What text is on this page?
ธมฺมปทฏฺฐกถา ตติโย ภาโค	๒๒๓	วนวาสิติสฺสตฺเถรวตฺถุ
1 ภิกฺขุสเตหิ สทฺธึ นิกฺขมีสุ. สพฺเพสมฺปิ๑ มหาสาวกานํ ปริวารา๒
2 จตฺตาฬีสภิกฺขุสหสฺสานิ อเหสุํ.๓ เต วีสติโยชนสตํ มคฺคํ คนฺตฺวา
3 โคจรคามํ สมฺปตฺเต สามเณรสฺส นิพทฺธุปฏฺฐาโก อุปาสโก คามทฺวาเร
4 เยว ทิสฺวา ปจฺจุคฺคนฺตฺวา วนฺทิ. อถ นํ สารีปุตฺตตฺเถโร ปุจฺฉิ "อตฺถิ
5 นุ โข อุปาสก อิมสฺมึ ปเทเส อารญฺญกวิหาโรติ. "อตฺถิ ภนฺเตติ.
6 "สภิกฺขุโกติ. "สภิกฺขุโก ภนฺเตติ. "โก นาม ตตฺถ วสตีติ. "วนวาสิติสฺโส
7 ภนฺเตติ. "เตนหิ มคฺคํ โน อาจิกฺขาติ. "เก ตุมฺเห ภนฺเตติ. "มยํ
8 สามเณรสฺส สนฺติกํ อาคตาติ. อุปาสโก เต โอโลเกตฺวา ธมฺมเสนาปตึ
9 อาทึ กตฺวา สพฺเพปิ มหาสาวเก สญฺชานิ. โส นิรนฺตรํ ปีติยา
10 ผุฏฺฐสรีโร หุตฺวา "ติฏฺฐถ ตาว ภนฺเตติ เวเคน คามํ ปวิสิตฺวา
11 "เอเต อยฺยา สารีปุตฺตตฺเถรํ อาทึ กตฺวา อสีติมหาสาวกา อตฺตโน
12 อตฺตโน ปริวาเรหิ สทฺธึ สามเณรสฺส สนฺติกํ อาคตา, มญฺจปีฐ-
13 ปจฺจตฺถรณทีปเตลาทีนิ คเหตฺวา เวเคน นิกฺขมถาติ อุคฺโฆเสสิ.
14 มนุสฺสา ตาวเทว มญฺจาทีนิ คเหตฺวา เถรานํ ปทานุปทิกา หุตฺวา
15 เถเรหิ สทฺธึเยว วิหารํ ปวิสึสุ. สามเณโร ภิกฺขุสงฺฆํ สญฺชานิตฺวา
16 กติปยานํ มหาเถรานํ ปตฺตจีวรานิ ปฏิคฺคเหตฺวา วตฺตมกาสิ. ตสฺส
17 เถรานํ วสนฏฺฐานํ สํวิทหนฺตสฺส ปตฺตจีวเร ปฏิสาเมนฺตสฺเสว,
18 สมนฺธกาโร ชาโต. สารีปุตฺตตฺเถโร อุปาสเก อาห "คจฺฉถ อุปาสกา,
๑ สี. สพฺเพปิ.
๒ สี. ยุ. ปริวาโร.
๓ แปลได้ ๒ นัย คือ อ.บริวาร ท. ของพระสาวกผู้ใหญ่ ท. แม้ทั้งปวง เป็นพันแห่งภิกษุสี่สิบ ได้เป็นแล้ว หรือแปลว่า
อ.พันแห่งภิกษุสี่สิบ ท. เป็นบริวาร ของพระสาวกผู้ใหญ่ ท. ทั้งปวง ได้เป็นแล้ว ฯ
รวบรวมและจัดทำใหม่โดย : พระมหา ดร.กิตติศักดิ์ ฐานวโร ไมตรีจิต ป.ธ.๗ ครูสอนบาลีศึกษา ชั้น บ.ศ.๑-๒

#### [Written problem]
Pull every line holding "วนวาส" out of the records.

#### [Task response]
ธมฺมปทฏฺฐกถา ตติโย ภาโค	๒๒๓	วนวาสิติสฺสตฺเถรวตฺถุ
6 "สภิกฺขุโกติ. "สภิกฺขุโก ภนฺเตติ. "โก นาม ตตฺถ วสตีติ. "วนวาสิติสฺโส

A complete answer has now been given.